* YOUR GOAL *
Edit the records from the line containing "view-toolbar-right: ⤢ ⊟ [760,73,794,93]" through the line containing "sidebar-cube2-icon [8,174,26,192]", changing "rotate-icon" to "rotation-icon" and leaving everything else untouched. Give back only those lines.

* GIVEN RECORDS *

::::::::::

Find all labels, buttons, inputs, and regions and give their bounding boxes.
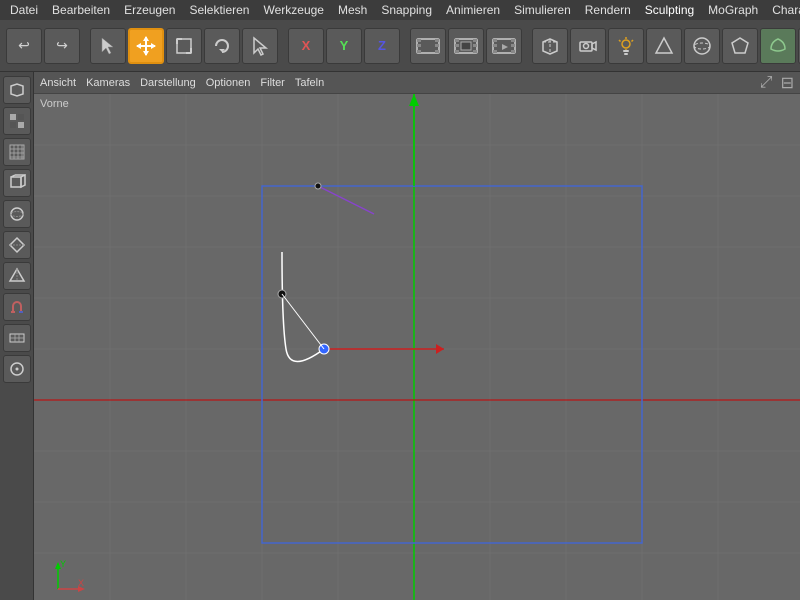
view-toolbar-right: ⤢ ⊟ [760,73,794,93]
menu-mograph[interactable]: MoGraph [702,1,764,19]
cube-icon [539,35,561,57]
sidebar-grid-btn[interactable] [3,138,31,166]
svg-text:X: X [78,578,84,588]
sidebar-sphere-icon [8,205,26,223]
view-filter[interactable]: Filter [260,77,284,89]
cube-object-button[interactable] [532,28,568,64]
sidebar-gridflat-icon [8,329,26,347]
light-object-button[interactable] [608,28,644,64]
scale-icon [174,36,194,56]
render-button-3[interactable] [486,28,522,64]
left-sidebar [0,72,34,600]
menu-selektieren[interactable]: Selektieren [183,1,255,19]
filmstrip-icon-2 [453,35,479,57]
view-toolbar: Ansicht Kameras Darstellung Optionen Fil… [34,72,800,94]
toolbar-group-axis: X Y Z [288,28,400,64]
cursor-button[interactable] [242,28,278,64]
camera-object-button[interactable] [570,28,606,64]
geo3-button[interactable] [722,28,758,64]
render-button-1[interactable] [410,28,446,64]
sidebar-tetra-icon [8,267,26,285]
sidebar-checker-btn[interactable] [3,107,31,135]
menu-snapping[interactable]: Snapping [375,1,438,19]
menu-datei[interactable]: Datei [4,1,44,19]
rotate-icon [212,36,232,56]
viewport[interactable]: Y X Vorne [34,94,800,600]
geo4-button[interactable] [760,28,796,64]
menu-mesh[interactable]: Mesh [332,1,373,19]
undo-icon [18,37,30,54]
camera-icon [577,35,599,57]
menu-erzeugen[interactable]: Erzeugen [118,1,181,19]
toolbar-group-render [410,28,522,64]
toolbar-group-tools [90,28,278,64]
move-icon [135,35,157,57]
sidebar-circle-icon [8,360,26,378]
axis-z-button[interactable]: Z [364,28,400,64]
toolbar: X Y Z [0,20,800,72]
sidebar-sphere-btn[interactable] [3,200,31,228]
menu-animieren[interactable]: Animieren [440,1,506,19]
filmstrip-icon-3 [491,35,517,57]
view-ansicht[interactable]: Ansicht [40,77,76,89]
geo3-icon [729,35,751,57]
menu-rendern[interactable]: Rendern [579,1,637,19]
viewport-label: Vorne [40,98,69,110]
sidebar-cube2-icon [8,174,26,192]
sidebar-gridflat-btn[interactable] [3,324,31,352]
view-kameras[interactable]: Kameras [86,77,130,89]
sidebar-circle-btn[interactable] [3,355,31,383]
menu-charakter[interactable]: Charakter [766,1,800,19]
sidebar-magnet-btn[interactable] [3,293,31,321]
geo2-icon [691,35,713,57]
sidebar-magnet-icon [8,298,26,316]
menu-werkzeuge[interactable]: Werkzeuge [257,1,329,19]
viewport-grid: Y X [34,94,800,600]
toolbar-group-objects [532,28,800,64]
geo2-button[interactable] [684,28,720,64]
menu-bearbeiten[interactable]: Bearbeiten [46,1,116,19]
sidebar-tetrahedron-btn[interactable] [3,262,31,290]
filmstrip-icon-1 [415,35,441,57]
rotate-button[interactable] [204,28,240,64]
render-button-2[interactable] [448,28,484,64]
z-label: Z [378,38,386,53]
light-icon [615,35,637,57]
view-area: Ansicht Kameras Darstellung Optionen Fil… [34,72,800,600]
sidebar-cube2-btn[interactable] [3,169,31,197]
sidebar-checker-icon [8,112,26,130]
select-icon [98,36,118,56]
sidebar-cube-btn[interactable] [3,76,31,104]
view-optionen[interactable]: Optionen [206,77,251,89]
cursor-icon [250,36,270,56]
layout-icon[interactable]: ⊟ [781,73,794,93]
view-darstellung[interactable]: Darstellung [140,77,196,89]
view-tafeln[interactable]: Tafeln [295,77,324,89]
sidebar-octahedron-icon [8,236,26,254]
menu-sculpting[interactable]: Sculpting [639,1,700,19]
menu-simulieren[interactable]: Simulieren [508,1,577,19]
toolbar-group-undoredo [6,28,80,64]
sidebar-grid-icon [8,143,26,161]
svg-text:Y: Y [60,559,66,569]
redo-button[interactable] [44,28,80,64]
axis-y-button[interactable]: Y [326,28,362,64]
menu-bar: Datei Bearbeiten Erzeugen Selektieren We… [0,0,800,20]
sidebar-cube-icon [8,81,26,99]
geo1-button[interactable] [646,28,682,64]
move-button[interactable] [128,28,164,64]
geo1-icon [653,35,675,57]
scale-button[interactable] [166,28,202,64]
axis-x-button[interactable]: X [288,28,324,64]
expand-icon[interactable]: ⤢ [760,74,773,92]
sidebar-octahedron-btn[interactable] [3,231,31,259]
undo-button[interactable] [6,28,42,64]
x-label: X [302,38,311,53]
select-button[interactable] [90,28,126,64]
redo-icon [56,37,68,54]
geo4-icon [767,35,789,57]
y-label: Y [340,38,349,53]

::::::::::

* WRITTEN ANSWER *
view-toolbar-right: ⤢ ⊟ [760,73,794,93]
menu-mograph[interactable]: MoGraph [702,1,764,19]
cube-icon [539,35,561,57]
sidebar-grid-btn[interactable] [3,138,31,166]
svg-text:X: X [78,578,84,588]
sidebar-sphere-icon [8,205,26,223]
view-filter[interactable]: Filter [260,77,284,89]
cube-object-button[interactable] [532,28,568,64]
sidebar-gridflat-icon [8,329,26,347]
light-object-button[interactable] [608,28,644,64]
scale-icon [174,36,194,56]
render-button-3[interactable] [486,28,522,64]
left-sidebar [0,72,34,600]
menu-selektieren[interactable]: Selektieren [183,1,255,19]
filmstrip-icon-2 [453,35,479,57]
view-toolbar: Ansicht Kameras Darstellung Optionen Fil… [34,72,800,94]
toolbar-group-axis: X Y Z [288,28,400,64]
cursor-button[interactable] [242,28,278,64]
camera-object-button[interactable] [570,28,606,64]
geo3-button[interactable] [722,28,758,64]
render-button-1[interactable] [410,28,446,64]
sidebar-tetra-icon [8,267,26,285]
sidebar-checker-btn[interactable] [3,107,31,135]
menu-snapping[interactable]: Snapping [375,1,438,19]
menu-datei[interactable]: Datei [4,1,44,19]
rotation-icon [212,36,232,56]
viewport[interactable]: Y X Vorne [34,94,800,600]
geo4-button[interactable] [760,28,796,64]
menu-mesh[interactable]: Mesh [332,1,373,19]
undo-icon [18,37,30,54]
camera-icon [577,35,599,57]
menu-erzeugen[interactable]: Erzeugen [118,1,181,19]
toolbar-group-render [410,28,522,64]
toolbar-group-tools [90,28,278,64]
move-icon [135,35,157,57]
sidebar-circle-icon [8,360,26,378]
axis-z-button[interactable]: Z [364,28,400,64]
toolbar: X Y Z [0,20,800,72]
sidebar-sphere-btn[interactable] [3,200,31,228]
menu-animieren[interactable]: Animieren [440,1,506,19]
filmstrip-icon-3 [491,35,517,57]
view-ansicht[interactable]: Ansicht [40,77,76,89]
geo3-icon [729,35,751,57]
menu-rendern[interactable]: Rendern [579,1,637,19]
viewport-label: Vorne [40,98,69,110]
sidebar-cube2-icon [8,174,26,192]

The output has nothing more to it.